> _What needs to be done_:
Go through the listing and copy every line word for word.

> _Listed records_:
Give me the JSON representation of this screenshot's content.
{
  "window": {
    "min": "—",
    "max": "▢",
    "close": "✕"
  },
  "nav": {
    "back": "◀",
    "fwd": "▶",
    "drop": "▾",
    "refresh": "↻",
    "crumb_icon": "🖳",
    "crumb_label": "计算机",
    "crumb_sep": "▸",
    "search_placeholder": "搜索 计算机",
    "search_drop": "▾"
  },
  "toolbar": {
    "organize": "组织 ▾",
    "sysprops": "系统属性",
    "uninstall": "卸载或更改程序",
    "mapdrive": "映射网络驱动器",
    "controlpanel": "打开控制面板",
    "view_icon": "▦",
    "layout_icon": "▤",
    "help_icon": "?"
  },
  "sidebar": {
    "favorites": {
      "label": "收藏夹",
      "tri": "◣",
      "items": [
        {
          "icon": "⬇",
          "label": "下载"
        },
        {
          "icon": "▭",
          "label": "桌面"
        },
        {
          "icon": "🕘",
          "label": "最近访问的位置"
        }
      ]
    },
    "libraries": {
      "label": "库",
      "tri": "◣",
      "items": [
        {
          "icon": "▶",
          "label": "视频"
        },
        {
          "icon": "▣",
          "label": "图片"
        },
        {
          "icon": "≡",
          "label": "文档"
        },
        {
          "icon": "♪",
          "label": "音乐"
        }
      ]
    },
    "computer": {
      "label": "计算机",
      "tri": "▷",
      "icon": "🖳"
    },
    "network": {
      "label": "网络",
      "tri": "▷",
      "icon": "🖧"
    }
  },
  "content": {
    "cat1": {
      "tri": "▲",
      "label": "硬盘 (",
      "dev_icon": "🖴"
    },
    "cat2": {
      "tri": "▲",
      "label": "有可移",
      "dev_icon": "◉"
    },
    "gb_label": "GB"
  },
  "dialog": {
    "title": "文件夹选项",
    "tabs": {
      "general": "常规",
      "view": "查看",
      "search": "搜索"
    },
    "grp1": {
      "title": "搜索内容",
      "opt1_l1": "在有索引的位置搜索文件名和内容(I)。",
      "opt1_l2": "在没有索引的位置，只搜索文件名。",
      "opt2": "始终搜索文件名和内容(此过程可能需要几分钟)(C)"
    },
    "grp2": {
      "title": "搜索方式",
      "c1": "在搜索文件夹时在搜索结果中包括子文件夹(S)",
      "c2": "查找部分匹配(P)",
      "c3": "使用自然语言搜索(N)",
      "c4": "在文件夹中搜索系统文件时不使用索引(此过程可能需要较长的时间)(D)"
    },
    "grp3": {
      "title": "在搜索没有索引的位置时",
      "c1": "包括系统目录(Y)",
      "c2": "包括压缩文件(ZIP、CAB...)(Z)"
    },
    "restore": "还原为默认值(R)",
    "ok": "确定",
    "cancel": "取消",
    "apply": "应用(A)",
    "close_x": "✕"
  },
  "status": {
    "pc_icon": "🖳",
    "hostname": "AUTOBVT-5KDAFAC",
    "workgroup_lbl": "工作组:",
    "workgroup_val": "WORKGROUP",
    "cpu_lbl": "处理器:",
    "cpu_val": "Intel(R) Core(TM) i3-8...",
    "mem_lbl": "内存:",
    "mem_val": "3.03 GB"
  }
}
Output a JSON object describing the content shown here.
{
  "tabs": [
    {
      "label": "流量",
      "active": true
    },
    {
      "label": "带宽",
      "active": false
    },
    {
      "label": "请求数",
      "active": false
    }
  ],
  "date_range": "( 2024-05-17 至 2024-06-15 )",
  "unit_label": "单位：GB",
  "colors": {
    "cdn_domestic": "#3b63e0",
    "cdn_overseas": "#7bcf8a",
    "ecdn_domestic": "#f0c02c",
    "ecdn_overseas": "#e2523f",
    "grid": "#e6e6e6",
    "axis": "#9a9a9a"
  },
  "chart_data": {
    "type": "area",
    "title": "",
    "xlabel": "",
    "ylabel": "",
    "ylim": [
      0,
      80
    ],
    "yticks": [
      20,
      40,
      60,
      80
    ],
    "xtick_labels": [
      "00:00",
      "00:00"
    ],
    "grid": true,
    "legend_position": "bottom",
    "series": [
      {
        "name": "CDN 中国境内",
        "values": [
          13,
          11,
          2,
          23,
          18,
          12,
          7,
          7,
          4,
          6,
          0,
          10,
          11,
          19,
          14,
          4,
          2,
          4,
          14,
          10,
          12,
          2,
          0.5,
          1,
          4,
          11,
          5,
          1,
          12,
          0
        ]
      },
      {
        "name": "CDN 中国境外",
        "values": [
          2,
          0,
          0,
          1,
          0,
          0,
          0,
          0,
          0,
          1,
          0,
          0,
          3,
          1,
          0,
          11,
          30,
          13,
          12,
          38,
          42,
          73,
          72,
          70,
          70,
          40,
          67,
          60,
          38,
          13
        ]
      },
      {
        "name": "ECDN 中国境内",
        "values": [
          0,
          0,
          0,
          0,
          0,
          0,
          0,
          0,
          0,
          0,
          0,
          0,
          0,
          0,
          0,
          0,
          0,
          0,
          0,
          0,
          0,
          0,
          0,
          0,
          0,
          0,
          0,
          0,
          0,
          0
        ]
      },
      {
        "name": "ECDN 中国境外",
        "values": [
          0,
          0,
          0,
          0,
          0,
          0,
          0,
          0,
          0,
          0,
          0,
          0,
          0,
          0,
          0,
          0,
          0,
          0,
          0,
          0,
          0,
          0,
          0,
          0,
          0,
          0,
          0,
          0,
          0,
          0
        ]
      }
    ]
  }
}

> _The solution_:
Give me the JSON representation of this screenshot's content.
{
  "window": {
    "min": "—",
    "max": "▢",
    "close": "✕"
  },
  "nav": {
    "back": "◀",
    "fwd": "▶",
    "drop": "▾",
    "refresh": "↻",
    "crumb_icon": "🖳",
    "crumb_label": "计算机",
    "crumb_sep": "▸",
    "search_placeholder": "搜索 计算机",
    "search_drop": "▾"
  },
  "toolbar": {
    "organize": "组织 ▾",
    "sysprops": "系统属性",
    "uninstall": "卸载或更改程序",
    "mapdrive": "映射网络驱动器",
    "controlpanel": "打开控制面板",
    "view_icon": "▦",
    "layout_icon": "▤",
    "help_icon": "?"
  },
  "sidebar": {
    "favorites": {
      "label": "收藏夹",
      "tri": "◣",
      "items": [
        {
          "icon": "⬇",
          "label": "下载"
        },
        {
          "icon": "▭",
          "label": "桌面"
        },
        {
          "icon": "🕘",
          "label": "最近访问的位置"
        }
      ]
    },
    "libraries": {
      "label": "库",
      "tri": "◣",
      "items": [
        {
          "icon": "▶",
          "label": "视频"
        },
        {
          "icon": "▣",
          "label": "图片"
        },
        {
          "icon": "≡",
          "label": "文档"
        },
        {
          "icon": "♪",
          "label": "音乐"
        }
      ]
    },
    "computer": {
      "label": "计算机",
      "tri": "▷",
      "icon": "🖳"
    },
    "network": {
      "label": "网络",
      "tri": "▷",
      "icon": "🖧"
    }
  },
  "content": {
    "cat1": {
      "tri": "▲",
      "label": "硬盘 (",
      "dev_icon": "🖴"
    },
    "cat2": {
      "tri": "▲",
      "label": "有可移",
      "dev_icon": "◉"
    },
    "gb_label": "GB"
  },
  "dialog": {
    "title": "文件夹选项",
    "tabs": {
      "general": "常规",
      "view": "查看",
      "search": "搜索"
    },
    "grp1": {
      "title": "搜索内容",
      "opt1_l1": "在有索引的位置搜索文件名和内容(I)。",
      "opt1_l2": "在没有索引的位置，只搜索文件名。",
      "opt2": "始终搜索文件名和内容(此过程可能需要几分钟)(C)"
    },
    "grp2": {
      "title": "搜索方式",
      "c1": "在搜索文件夹时在搜索结果中包括子文件夹(S)",
      "c2": "查找部分匹配(P)",
      "c3": "使用自然语言搜索(N)",
      "c4": "在文件夹中搜索系统文件时不使用索引(此过程可能需要较长的时间)(D)"
    },
    "grp3": {
      "title": "在搜索没有索引的位置时",
      "c1": "包括系统目录(Y)",
      "c2": "包括压缩文件(ZIP、CAB...)(Z)"
    },
    "restore": "还原为默认值(R)",
    "ok": "确定",
    "cancel": "取消",
    "apply": "应用(A)",
    "close_x": "✕"
  },
  "status": {
    "pc_icon": "🖳",
    "hostname": "AUTOBVT-5KDAFAC",
    "workgroup_lbl": "工作组:",
    "workgroup_val": "WORKGROUP",
    "cpu_lbl": "处理器:",
    "cpu_val": "Intel(R) Core(TM) i3-8...",
    "mem_lbl": "内存:",
    "mem_val": "3.03 GB"
  }
}
Output a JSON object describing the content shown here.
{
  "tabs": [
    {
      "label": "流量",
      "active": true
    },
    {
      "label": "带宽",
      "active": false
    },
    {
      "label": "请求数",
      "active": false
    }
  ],
  "date_range": "( 2024-05-17 至 2024-06-15 )",
  "unit_label": "单位：GB",
  "colors": {
    "cdn_domestic": "#3b63e0",
    "cdn_overseas": "#7bcf8a",
    "ecdn_domestic": "#f0c02c",
    "ecdn_overseas": "#e2523f",
    "grid": "#e6e6e6",
    "axis": "#9a9a9a"
  },
  "chart_data": {
    "type": "area",
    "title": "",
    "xlabel": "",
    "ylabel": "",
    "ylim": [
      0,
      80
    ],
    "yticks": [
      20,
      40,
      60,
      80
    ],
    "xtick_labels": [
      "00:00",
      "00:00"
    ],
    "grid": true,
    "legend_position": "bottom",
    "series": [
      {
        "name": "CDN 中国境内",
        "values": [
          13,
          11,
          2,
          23,
          18,
          12,
          7,
          7,
          4,
          6,
          0,
          10,
          11,
          19,
          14,
          4,
          2,
          4,
          14,
          10,
          12,
          2,
          0.5,
          1,
          4,
          11,
          5,
          1,
          12,
          0
        ]
      },
      {
        "name": "CDN 中国境外",
        "values": [
          2,
          0,
          0,
          1,
          0,
          0,
          0,
          0,
          0,
          1,
          0,
          0,
          3,
          1,
          0,
          11,
          30,
          13,
          12,
          38,
          42,
          73,
          72,
          70,
          70,
          40,
          67,
          60,
          38,
          13
        ]
      },
      {
        "name": "ECDN 中国境内",
        "values": [
          0,
          0,
          0,
          0,
          0,
          0,
          0,
          0,
          0,
          0,
          0,
          0,
          0,
          0,
          0,
          0,
          0,
          0,
          0,
          0,
          0,
          0,
          0,
          0,
          0,
          0,
          0,
          0,
          0,
          0
        ]
      },
      {
        "name": "ECDN 中国境外",
        "values": [
          0,
          0,
          0,
          0,
          0,
          0,
          0,
          0,
          0,
          0,
          0,
          0,
          0,
          0,
          0,
          0,
          0,
          0,
          0,
          0,
          0,
          0,
          0,
          0,
          0,
          0,
          0,
          0,
          0,
          0
        ]
      }
    ]
  }
}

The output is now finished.